→ **Job**: Return exactly the lines from the one bearing "Reverse-engineer this chart into JSON." through the last, and no others. Pictures must be left out.

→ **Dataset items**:
_ _ _ _
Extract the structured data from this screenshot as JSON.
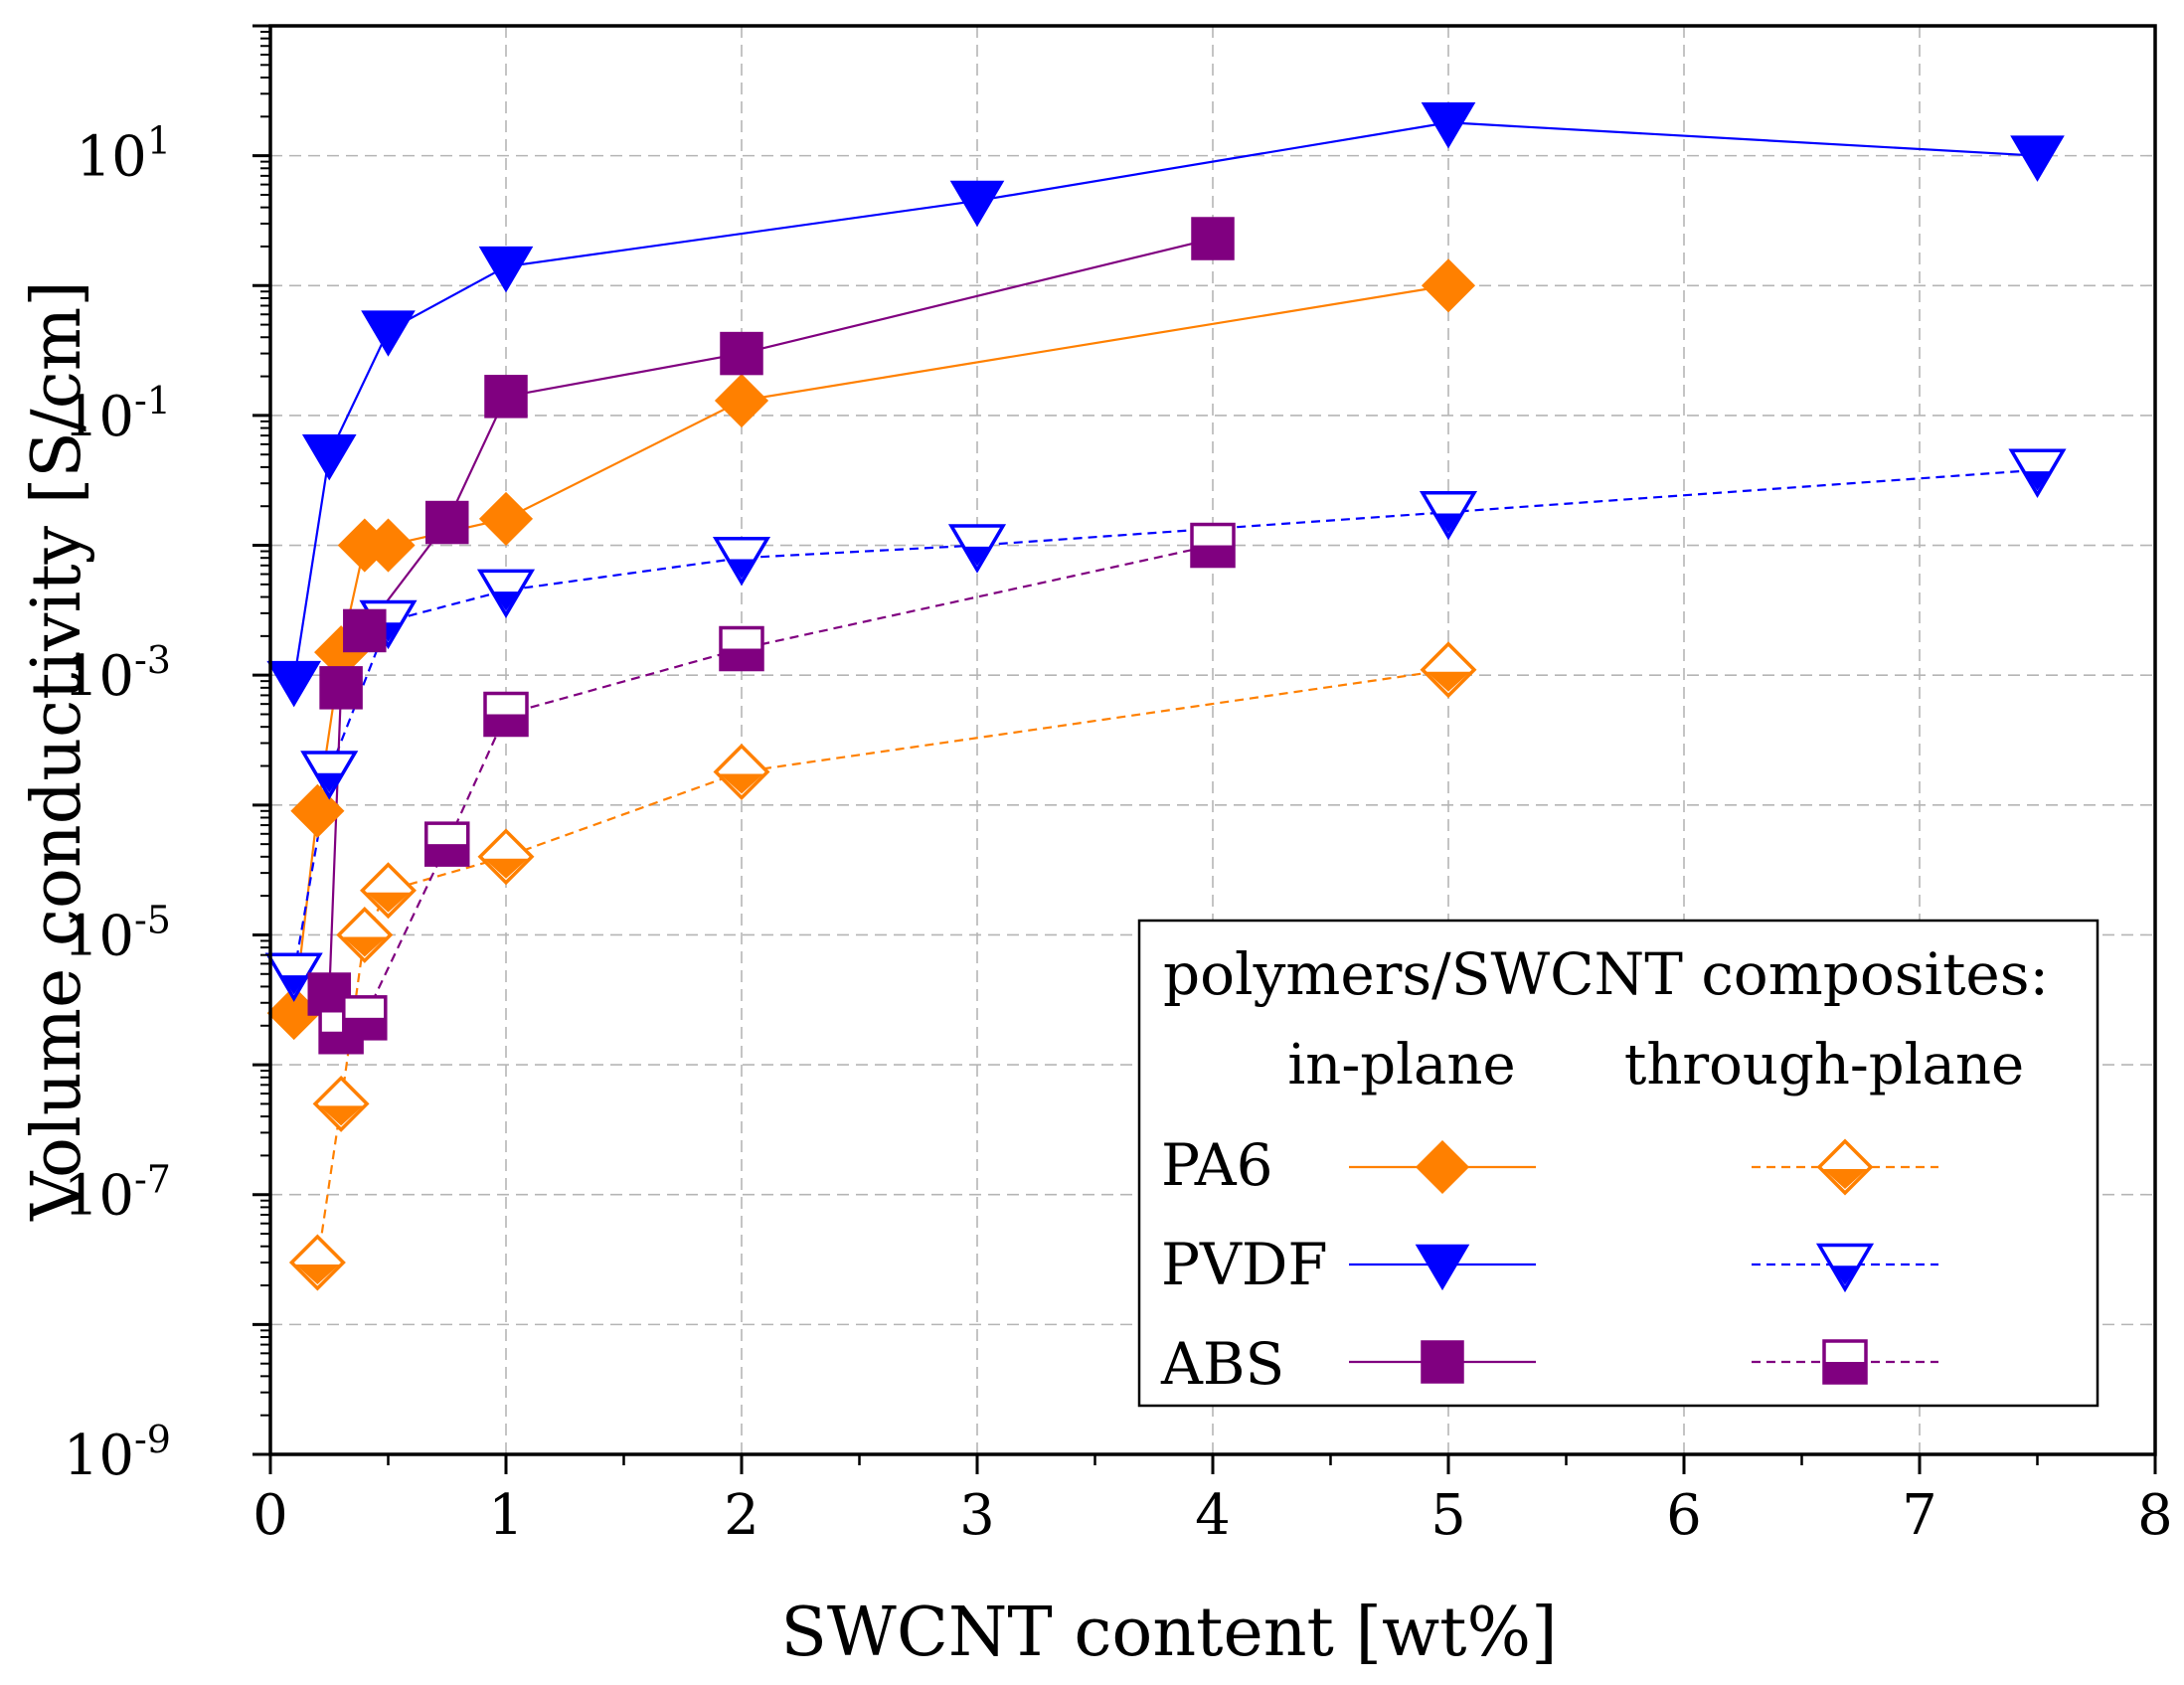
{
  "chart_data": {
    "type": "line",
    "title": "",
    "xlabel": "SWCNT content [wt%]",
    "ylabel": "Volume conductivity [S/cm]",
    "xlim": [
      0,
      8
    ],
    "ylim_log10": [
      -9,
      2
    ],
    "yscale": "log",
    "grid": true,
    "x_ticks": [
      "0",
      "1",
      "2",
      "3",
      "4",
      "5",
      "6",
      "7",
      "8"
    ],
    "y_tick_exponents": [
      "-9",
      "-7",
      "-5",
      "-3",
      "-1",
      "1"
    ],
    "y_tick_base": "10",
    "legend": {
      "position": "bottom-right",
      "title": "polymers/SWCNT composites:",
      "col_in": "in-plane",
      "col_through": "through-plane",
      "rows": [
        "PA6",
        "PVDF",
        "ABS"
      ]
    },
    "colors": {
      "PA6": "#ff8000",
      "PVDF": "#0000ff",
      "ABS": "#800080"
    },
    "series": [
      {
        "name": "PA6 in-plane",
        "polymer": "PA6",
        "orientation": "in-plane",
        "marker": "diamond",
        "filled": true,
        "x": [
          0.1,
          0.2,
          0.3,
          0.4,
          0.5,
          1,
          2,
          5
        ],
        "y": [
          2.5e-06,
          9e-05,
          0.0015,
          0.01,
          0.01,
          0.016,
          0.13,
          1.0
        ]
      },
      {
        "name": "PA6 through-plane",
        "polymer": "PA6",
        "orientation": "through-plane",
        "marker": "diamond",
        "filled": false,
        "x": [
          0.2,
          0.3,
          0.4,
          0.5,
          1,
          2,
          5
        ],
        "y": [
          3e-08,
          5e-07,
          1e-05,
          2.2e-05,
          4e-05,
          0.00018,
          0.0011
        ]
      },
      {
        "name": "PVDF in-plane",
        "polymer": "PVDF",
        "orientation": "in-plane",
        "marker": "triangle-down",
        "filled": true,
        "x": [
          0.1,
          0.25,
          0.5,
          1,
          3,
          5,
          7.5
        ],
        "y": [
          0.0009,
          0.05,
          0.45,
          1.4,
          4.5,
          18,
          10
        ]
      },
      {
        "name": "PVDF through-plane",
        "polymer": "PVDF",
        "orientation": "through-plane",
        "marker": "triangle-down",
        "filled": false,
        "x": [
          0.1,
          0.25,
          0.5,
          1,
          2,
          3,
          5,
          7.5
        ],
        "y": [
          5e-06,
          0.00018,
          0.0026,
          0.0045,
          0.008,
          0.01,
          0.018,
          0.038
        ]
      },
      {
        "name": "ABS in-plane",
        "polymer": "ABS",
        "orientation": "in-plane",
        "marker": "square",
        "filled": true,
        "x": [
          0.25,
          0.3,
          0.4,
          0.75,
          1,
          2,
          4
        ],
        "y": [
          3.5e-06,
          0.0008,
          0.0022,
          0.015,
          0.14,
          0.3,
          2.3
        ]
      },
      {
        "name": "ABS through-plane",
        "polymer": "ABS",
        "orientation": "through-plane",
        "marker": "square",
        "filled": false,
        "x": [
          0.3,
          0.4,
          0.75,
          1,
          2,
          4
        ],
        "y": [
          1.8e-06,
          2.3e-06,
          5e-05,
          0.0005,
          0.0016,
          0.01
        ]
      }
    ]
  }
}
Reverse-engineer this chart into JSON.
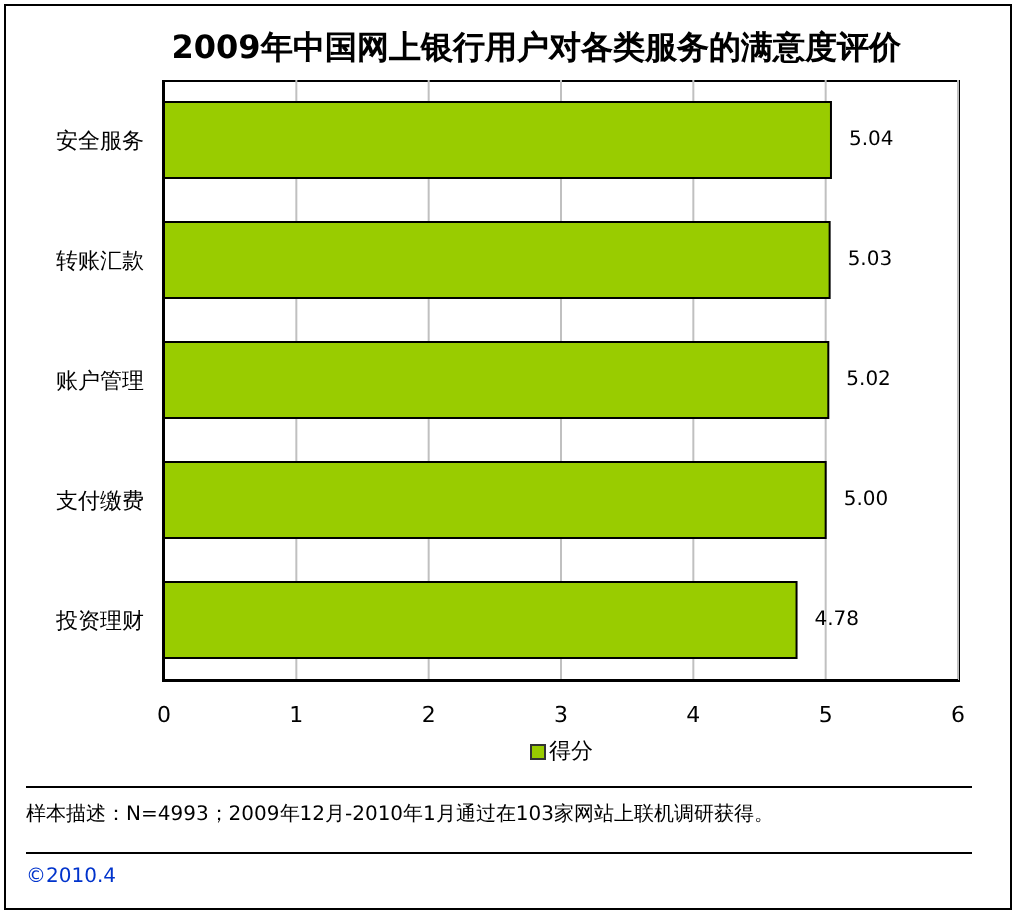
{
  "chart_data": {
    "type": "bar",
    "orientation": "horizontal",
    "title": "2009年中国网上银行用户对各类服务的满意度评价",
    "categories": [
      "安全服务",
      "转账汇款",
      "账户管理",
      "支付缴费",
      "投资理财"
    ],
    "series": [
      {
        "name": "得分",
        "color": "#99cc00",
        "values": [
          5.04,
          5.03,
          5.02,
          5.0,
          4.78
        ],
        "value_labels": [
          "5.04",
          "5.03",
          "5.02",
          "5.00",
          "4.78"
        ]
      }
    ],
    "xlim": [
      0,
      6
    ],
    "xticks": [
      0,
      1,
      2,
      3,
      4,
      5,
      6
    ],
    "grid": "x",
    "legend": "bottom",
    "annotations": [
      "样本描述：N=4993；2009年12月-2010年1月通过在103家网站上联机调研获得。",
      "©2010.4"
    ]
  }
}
_ _ _ _
→ **Worked solution**:
Reverse-engineer this chart into JSON.
{
  "chart_data": {
    "type": "bar",
    "orientation": "horizontal",
    "title": "2009年中国网上银行用户对各类服务的满意度评价",
    "categories": [
      "安全服务",
      "转账汇款",
      "账户管理",
      "支付缴费",
      "投资理财"
    ],
    "series": [
      {
        "name": "得分",
        "color": "#99cc00",
        "values": [
          5.04,
          5.03,
          5.02,
          5.0,
          4.78
        ],
        "value_labels": [
          "5.04",
          "5.03",
          "5.02",
          "5.00",
          "4.78"
        ]
      }
    ],
    "xlim": [
      0,
      6
    ],
    "xticks": [
      0,
      1,
      2,
      3,
      4,
      5,
      6
    ],
    "grid": "x",
    "legend": "bottom",
    "annotations": [
      "样本描述：N=4993；2009年12月-2010年1月通过在103家网站上联机调研获得。",
      "©2010.4"
    ]
  }
}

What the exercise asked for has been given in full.